Data records
───

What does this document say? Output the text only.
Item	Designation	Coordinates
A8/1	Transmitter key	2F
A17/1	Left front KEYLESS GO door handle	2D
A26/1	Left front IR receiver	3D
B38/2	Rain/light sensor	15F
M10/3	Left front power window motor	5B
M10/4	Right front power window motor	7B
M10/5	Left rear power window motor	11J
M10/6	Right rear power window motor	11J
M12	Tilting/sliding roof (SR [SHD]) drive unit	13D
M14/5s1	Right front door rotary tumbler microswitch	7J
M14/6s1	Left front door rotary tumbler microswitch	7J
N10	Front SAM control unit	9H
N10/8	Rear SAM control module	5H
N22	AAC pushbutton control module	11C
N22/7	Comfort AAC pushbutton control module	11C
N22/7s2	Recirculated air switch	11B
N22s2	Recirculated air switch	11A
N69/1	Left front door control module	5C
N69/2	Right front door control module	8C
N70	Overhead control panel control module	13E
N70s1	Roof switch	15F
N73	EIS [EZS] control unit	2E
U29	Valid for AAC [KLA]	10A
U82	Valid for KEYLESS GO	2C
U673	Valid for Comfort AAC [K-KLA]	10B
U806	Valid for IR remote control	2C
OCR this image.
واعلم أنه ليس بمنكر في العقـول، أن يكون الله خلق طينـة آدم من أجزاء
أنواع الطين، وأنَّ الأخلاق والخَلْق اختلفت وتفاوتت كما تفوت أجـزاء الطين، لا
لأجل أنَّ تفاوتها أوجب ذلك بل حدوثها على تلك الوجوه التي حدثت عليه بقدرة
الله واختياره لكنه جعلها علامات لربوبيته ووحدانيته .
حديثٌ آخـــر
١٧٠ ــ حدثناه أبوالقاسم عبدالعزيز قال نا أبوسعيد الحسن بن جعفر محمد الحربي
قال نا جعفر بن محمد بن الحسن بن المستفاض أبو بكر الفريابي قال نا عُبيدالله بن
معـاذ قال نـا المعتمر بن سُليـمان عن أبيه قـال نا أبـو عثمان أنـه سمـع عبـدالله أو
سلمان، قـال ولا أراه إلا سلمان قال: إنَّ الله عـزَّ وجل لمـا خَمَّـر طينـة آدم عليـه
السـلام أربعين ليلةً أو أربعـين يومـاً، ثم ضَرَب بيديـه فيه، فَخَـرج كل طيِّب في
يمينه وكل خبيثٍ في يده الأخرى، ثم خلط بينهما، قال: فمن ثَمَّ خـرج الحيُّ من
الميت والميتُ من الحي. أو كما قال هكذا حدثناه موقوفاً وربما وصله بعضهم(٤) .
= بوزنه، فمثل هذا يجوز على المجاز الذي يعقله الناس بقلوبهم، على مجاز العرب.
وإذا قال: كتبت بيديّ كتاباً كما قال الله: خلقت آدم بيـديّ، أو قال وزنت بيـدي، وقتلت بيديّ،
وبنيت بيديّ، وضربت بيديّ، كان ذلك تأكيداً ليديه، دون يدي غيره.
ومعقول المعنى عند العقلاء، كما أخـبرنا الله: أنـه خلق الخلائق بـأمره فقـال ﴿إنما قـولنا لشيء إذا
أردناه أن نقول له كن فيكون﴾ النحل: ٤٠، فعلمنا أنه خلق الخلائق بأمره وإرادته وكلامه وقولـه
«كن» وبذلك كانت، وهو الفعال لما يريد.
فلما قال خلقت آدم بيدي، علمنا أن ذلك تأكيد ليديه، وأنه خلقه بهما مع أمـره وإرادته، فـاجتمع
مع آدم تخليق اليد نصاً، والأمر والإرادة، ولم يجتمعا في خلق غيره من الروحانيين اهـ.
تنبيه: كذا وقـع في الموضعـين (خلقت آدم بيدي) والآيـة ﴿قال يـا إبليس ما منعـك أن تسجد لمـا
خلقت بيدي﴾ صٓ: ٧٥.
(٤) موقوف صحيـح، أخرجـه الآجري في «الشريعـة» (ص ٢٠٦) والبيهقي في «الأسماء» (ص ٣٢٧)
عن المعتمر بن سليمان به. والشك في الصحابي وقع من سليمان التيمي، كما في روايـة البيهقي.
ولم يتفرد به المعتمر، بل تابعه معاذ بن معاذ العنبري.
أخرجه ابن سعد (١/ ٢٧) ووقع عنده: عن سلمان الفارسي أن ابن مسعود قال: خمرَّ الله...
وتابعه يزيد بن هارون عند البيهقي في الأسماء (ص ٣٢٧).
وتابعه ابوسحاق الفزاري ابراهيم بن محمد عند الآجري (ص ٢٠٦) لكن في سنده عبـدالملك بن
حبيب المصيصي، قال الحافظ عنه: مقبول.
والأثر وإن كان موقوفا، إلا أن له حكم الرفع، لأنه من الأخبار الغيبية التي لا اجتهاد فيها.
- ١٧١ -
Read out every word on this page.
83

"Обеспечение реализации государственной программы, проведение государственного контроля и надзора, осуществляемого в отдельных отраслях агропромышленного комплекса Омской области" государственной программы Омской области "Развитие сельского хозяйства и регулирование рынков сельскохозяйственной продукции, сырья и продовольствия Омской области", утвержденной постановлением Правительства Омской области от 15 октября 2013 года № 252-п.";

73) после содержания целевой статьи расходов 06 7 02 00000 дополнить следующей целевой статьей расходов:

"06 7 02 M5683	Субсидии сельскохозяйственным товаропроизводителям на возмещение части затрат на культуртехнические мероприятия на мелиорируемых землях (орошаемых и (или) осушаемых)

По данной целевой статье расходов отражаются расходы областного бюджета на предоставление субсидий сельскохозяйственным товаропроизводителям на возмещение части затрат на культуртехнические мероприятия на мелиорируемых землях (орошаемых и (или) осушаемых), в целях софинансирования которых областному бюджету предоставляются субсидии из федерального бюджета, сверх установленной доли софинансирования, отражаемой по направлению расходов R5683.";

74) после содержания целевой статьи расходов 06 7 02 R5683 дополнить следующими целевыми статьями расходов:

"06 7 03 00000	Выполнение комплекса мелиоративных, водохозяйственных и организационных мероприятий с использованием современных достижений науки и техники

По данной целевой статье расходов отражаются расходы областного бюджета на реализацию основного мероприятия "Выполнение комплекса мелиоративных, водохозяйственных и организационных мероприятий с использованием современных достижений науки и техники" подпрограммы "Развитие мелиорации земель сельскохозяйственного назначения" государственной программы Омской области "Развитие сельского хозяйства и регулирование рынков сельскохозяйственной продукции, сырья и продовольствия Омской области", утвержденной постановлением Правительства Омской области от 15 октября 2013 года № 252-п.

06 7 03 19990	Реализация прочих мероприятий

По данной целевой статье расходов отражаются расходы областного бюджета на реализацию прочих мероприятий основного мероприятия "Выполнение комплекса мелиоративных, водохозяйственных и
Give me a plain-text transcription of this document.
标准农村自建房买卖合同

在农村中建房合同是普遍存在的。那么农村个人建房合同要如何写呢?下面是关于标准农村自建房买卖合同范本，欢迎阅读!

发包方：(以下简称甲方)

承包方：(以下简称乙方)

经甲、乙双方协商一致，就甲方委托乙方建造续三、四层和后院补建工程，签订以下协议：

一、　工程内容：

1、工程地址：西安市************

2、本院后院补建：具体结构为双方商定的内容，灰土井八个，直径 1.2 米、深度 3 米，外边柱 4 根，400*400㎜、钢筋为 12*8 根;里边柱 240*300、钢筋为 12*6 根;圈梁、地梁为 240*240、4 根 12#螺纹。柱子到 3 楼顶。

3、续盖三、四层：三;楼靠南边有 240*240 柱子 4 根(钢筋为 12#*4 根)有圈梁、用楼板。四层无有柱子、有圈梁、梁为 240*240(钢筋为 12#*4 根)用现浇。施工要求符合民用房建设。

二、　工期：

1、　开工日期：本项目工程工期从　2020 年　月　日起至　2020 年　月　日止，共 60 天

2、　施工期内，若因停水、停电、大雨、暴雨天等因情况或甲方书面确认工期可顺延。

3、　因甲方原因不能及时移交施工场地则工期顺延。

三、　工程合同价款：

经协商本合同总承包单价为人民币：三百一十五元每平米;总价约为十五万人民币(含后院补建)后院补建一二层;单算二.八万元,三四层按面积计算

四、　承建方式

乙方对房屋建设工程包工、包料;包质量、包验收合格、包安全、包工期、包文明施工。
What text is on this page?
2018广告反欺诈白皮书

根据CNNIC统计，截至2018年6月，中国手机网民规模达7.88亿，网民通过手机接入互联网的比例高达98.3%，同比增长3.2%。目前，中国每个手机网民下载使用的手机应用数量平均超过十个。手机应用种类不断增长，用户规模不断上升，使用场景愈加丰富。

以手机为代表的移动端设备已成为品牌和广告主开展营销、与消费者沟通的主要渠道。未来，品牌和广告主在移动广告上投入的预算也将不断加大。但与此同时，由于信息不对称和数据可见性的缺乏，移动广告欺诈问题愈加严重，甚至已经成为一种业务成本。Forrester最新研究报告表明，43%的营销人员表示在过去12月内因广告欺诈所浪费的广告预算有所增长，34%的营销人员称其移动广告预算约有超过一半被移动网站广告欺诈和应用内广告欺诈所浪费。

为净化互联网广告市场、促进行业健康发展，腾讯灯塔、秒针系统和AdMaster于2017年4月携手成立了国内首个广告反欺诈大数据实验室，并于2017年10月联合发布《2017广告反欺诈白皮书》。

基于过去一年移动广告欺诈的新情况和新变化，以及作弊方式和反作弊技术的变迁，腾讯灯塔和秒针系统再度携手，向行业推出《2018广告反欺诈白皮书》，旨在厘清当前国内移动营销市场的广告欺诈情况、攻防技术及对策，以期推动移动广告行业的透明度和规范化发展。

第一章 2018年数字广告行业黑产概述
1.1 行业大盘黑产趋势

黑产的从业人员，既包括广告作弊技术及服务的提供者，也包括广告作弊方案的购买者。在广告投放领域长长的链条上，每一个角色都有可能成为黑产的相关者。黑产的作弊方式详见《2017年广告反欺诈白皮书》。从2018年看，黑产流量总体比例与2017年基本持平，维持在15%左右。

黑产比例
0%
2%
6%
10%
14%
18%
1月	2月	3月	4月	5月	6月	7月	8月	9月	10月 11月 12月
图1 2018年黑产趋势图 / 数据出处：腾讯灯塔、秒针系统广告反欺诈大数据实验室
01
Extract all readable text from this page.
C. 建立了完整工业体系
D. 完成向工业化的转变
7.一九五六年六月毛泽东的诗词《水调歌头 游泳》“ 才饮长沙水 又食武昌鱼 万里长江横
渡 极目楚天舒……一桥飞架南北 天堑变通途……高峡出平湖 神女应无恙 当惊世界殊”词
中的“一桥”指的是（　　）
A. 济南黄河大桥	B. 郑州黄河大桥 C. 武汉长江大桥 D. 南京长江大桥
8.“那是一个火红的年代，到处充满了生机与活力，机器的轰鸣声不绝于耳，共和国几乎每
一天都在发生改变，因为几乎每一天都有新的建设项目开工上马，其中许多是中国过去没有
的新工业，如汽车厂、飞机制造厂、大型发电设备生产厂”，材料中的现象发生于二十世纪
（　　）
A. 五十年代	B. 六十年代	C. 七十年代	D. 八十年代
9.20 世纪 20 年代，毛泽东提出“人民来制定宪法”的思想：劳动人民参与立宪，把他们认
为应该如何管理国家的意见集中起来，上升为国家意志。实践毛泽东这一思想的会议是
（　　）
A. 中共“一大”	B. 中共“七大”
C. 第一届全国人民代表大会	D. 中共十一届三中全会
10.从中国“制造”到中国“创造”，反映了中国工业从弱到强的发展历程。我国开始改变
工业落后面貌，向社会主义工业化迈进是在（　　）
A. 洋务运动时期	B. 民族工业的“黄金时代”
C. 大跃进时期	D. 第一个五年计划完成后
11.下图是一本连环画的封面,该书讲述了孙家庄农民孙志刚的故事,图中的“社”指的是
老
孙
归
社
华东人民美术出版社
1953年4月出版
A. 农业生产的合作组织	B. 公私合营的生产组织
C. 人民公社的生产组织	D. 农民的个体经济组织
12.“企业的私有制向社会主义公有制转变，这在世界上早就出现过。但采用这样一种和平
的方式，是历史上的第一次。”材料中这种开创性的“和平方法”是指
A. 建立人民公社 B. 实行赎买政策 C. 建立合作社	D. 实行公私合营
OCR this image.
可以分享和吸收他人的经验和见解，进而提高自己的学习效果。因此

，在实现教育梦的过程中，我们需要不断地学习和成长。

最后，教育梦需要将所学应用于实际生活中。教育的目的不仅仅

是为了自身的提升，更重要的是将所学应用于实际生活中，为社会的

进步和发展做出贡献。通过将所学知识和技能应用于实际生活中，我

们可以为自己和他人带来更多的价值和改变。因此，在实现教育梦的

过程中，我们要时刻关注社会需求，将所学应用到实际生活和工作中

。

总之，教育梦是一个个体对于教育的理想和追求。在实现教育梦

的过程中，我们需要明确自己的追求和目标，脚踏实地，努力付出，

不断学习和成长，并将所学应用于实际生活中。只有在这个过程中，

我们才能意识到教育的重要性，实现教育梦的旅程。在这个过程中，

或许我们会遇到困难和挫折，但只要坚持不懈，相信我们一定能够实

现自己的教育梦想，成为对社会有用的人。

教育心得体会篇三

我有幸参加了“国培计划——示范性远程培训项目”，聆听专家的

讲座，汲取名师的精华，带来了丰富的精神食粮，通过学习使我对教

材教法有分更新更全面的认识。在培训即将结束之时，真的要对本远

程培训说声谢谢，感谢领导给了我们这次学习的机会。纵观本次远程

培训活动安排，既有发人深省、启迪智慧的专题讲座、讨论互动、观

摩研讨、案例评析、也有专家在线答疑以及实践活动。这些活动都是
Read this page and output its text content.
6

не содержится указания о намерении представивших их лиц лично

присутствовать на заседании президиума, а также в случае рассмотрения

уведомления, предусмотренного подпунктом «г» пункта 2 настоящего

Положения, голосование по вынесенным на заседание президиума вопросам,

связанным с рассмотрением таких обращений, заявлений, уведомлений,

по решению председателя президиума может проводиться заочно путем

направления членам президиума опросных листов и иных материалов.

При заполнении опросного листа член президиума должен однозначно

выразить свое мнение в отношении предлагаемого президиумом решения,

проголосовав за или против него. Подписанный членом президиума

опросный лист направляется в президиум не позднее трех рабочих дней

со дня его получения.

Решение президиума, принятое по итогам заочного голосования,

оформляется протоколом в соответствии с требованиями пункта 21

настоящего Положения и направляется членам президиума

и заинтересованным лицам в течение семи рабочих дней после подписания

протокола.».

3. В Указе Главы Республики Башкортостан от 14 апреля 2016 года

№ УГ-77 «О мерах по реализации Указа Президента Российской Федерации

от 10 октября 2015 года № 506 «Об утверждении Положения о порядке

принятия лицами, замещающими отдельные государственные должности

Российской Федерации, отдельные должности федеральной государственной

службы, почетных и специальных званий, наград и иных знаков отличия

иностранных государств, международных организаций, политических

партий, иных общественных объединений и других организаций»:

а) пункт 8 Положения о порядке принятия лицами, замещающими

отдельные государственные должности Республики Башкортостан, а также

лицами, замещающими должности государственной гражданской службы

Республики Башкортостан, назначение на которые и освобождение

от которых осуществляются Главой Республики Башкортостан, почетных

───

INSTRUCTIONS FOR THE TASK
Show all lines from the records above where the word "أنـه" occurs.

ANSWER TO THE PROBLEM
معـاذ قال نـا المعتمر بن سُليـمان عن أبيه قـال نا أبـو عثمان أنـه سمـع عبـدالله أو
ومعقول المعنى عند العقلاء، كما أخـبرنا الله: أنـه خلق الخلائق بـأمره فقـال ﴿إنما قـولنا لشيء إذا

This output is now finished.